> Given problem:
Copy out the listing exactly.

> The data:
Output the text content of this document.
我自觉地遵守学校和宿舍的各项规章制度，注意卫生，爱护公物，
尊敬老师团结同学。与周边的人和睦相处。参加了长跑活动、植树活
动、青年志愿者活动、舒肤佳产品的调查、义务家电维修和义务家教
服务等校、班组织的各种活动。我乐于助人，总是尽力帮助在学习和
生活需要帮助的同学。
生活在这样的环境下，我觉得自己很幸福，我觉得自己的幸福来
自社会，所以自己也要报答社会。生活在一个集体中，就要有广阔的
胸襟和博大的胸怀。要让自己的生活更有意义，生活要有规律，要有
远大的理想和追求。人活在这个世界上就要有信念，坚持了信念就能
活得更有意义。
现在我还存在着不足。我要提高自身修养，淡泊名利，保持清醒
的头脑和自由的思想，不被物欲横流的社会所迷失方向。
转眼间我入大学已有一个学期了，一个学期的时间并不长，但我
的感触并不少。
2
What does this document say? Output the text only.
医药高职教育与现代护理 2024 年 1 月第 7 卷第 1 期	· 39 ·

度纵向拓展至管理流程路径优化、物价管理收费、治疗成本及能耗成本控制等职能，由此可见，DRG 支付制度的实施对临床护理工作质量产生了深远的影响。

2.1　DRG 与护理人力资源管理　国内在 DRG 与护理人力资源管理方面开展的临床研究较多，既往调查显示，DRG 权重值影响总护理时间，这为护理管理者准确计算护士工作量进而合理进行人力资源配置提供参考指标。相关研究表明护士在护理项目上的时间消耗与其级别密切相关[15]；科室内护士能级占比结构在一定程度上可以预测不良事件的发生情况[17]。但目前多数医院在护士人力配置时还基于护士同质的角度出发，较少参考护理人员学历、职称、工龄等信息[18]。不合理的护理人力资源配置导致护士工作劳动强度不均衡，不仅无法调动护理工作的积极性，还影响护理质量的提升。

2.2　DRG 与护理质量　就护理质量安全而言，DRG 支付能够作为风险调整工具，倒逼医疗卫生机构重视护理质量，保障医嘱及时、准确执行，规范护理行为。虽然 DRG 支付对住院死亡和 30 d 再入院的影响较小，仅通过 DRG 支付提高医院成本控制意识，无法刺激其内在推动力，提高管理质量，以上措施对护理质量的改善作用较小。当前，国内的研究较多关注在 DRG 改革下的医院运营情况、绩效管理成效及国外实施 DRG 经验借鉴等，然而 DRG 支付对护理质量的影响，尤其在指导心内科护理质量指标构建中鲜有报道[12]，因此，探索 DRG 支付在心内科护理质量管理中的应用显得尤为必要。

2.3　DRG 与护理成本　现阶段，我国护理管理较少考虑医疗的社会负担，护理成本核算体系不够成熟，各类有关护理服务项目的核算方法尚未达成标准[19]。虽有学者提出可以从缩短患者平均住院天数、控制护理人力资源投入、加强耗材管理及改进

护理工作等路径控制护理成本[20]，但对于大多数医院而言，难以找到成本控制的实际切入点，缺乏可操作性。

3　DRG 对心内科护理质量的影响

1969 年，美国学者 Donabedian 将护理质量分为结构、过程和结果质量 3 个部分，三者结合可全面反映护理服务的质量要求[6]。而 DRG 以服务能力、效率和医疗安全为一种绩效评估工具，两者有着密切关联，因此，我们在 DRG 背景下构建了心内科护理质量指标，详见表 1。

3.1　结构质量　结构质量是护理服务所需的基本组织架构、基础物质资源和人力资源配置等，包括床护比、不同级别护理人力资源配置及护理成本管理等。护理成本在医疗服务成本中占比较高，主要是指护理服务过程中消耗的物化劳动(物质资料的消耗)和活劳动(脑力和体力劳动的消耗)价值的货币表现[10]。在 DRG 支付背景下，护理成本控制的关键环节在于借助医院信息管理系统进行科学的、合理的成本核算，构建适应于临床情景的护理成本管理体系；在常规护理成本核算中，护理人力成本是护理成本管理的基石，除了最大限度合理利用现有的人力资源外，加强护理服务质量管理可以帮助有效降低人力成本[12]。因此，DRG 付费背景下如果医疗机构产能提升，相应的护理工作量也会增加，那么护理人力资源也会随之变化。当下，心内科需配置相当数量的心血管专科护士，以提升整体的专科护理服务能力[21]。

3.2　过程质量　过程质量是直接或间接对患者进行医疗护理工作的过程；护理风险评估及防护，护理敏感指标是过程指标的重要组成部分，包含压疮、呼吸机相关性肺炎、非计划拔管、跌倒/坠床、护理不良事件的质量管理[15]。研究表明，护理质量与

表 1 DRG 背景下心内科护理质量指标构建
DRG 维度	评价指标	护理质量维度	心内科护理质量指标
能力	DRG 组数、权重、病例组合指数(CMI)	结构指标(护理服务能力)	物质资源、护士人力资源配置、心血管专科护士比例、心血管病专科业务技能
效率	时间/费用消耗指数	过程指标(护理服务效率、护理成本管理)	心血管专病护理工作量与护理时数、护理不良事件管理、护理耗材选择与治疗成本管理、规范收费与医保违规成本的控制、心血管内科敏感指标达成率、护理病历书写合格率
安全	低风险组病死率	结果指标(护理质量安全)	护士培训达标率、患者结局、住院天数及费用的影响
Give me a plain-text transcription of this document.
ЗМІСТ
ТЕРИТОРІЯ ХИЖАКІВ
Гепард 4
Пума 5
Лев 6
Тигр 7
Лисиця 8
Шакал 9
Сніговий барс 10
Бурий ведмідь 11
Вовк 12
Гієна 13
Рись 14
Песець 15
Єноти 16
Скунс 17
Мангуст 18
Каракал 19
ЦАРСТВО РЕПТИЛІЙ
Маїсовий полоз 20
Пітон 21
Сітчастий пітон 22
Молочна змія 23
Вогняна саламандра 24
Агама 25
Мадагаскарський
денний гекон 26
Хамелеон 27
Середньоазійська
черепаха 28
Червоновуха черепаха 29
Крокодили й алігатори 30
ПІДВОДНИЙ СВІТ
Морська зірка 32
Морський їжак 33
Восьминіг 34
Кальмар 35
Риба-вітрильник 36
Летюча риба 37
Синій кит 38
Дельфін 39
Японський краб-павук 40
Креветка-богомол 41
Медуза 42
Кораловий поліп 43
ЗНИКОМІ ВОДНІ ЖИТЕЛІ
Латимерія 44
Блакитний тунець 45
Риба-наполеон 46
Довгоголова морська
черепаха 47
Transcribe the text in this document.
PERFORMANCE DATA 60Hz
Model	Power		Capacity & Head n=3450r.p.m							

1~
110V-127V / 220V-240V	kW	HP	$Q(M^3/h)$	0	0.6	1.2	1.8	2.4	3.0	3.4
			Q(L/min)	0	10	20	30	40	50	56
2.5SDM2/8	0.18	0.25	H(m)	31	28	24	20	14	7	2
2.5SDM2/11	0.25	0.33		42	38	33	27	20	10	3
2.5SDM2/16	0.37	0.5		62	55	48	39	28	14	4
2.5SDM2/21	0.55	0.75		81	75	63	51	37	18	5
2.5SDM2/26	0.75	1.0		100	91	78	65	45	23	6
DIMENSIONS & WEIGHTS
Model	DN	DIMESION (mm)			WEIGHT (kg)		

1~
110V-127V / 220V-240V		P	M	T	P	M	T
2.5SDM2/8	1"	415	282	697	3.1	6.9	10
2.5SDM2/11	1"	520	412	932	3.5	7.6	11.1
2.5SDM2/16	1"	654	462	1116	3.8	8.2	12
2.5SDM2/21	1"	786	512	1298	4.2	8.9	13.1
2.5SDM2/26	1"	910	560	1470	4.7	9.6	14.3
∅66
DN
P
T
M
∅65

> Result:
Output the text content of this document.
我自觉地遵守学校和宿舍的各项规章制度，注意卫生，爱护公物，
尊敬老师团结同学。与周边的人和睦相处。参加了长跑活动、植树活
动、青年志愿者活动、舒肤佳产品的调查、义务家电维修和义务家教
服务等校、班组织的各种活动。我乐于助人，总是尽力帮助在学习和
生活需要帮助的同学。
生活在这样的环境下，我觉得自己很幸福，我觉得自己的幸福来
自社会，所以自己也要报答社会。生活在一个集体中，就要有广阔的
胸襟和博大的胸怀。要让自己的生活更有意义，生活要有规律，要有
远大的理想和追求。人活在这个世界上就要有信念，坚持了信念就能
活得更有意义。
现在我还存在着不足。我要提高自身修养，淡泊名利，保持清醒
的头脑和自由的思想，不被物欲横流的社会所迷失方向。
转眼间我入大学已有一个学期了，一个学期的时间并不长，但我
的感触并不少。
2
What does this document say? Output the text only.
医药高职教育与现代护理 2024 年 1 月第 7 卷第 1 期	· 39 ·

度纵向拓展至管理流程路径优化、物价管理收费、治疗成本及能耗成本控制等职能，由此可见，DRG 支付制度的实施对临床护理工作质量产生了深远的影响。

2.1　DRG 与护理人力资源管理　国内在 DRG 与护理人力资源管理方面开展的临床研究较多，既往调查显示，DRG 权重值影响总护理时间，这为护理管理者准确计算护士工作量进而合理进行人力资源配置提供参考指标。相关研究表明护士在护理项目上的时间消耗与其级别密切相关[15]；科室内护士能级占比结构在一定程度上可以预测不良事件的发生情况[17]。但目前多数医院在护士人力配置时还基于护士同质的角度出发，较少参考护理人员学历、职称、工龄等信息[18]。不合理的护理人力资源配置导致护士工作劳动强度不均衡，不仅无法调动护理工作的积极性，还影响护理质量的提升。

2.2　DRG 与护理质量　就护理质量安全而言，DRG 支付能够作为风险调整工具，倒逼医疗卫生机构重视护理质量，保障医嘱及时、准确执行，规范护理行为。虽然 DRG 支付对住院死亡和 30 d 再入院的影响较小，仅通过 DRG 支付提高医院成本控制意识，无法刺激其内在推动力，提高管理质量，以上措施对护理质量的改善作用较小。当前，国内的研究较多关注在 DRG 改革下的医院运营情况、绩效管理成效及国外实施 DRG 经验借鉴等，然而 DRG 支付对护理质量的影响，尤其在指导心内科护理质量指标构建中鲜有报道[12]，因此，探索 DRG 支付在心内科护理质量管理中的应用显得尤为必要。

2.3　DRG 与护理成本　现阶段，我国护理管理较少考虑医疗的社会负担，护理成本核算体系不够成熟，各类有关护理服务项目的核算方法尚未达成标准[19]。虽有学者提出可以从缩短患者平均住院天数、控制护理人力资源投入、加强耗材管理及改进

护理工作等路径控制护理成本[20]，但对于大多数医院而言，难以找到成本控制的实际切入点，缺乏可操作性。

3　DRG 对心内科护理质量的影响

1969 年，美国学者 Donabedian 将护理质量分为结构、过程和结果质量 3 个部分，三者结合可全面反映护理服务的质量要求[6]。而 DRG 以服务能力、效率和医疗安全为一种绩效评估工具，两者有着密切关联，因此，我们在 DRG 背景下构建了心内科护理质量指标，详见表 1。

3.1　结构质量　结构质量是护理服务所需的基本组织架构、基础物质资源和人力资源配置等，包括床护比、不同级别护理人力资源配置及护理成本管理等。护理成本在医疗服务成本中占比较高，主要是指护理服务过程中消耗的物化劳动(物质资料的消耗)和活劳动(脑力和体力劳动的消耗)价值的货币表现[10]。在 DRG 支付背景下，护理成本控制的关键环节在于借助医院信息管理系统进行科学的、合理的成本核算，构建适应于临床情景的护理成本管理体系；在常规护理成本核算中，护理人力成本是护理成本管理的基石，除了最大限度合理利用现有的人力资源外，加强护理服务质量管理可以帮助有效降低人力成本[12]。因此，DRG 付费背景下如果医疗机构产能提升，相应的护理工作量也会增加，那么护理人力资源也会随之变化。当下，心内科需配置相当数量的心血管专科护士，以提升整体的专科护理服务能力[21]。

3.2　过程质量　过程质量是直接或间接对患者进行医疗护理工作的过程；护理风险评估及防护，护理敏感指标是过程指标的重要组成部分，包含压疮、呼吸机相关性肺炎、非计划拔管、跌倒/坠床、护理不良事件的质量管理[15]。研究表明，护理质量与

表 1 DRG 背景下心内科护理质量指标构建
DRG 维度	评价指标	护理质量维度	心内科护理质量指标
能力	DRG 组数、权重、病例组合指数(CMI)	结构指标(护理服务能力)	物质资源、护士人力资源配置、心血管专科护士比例、心血管病专科业务技能
效率	时间/费用消耗指数	过程指标(护理服务效率、护理成本管理)	心血管专病护理工作量与护理时数、护理不良事件管理、护理耗材选择与治疗成本管理、规范收费与医保违规成本的控制、心血管内科敏感指标达成率、护理病历书写合格率
安全	低风险组病死率	结果指标(护理质量安全)	护士培训达标率、患者结局、住院天数及费用的影响
Give me a plain-text transcription of this document.
ЗМІСТ
ТЕРИТОРІЯ ХИЖАКІВ
Гепард 4
Пума 5
Лев 6
Тигр 7
Лисиця 8
Шакал 9
Сніговий барс 10
Бурий ведмідь 11
Вовк 12
Гієна 13
Рись 14
Песець 15
Єноти 16
Скунс 17
Мангуст 18
Каракал 19
ЦАРСТВО РЕПТИЛІЙ
Маїсовий полоз 20
Пітон 21
Сітчастий пітон 22
Молочна змія 23
Вогняна саламандра 24
Агама 25
Мадагаскарський
денний гекон 26
Хамелеон 27
Середньоазійська
черепаха 28
Червоновуха черепаха 29
Крокодили й алігатори 30
ПІДВОДНИЙ СВІТ
Морська зірка 32
Морський їжак 33
Восьминіг 34
Кальмар 35
Риба-вітрильник 36
Летюча риба 37
Синій кит 38
Дельфін 39
Японський краб-павук 40
Креветка-богомол 41
Медуза 42
Кораловий поліп 43
ЗНИКОМІ ВОДНІ ЖИТЕЛІ
Латимерія 44
Блакитний тунець 45
Риба-наполеон 46
Довгоголова морська
черепаха 47
Transcribe the text in this document.
PERFORMANCE DATA 60Hz
Model	Power		Capacity & Head n=3450r.p.m							

1~
110V-127V / 220V-240V	kW	HP	$Q(M^3/h)$	0	0.6	1.2	1.8	2.4	3.0	3.4
			Q(L/min)	0	10	20	30	40	50	56
2.5SDM2/8	0.18	0.25	H(m)	31	28	24	20	14	7	2
2.5SDM2/11	0.25	0.33		42	38	33	27	20	10	3
2.5SDM2/16	0.37	0.5		62	55	48	39	28	14	4
2.5SDM2/21	0.55	0.75		81	75	63	51	37	18	5
2.5SDM2/26	0.75	1.0		100	91	78	65	45	23	6
DIMENSIONS & WEIGHTS
Model	DN	DIMESION (mm)			WEIGHT (kg)		

1~
110V-127V / 220V-240V		P	M	T	P	M	T
2.5SDM2/8	1"	415	282	697	3.1	6.9	10
2.5SDM2/11	1"	520	412	932	3.5	7.6	11.1
2.5SDM2/16	1"	654	462	1116	3.8	8.2	12
2.5SDM2/21	1"	786	512	1298	4.2	8.9	13.1
2.5SDM2/26	1"	910	560	1470	4.7	9.6	14.3
∅66
DN
P
T
M
∅65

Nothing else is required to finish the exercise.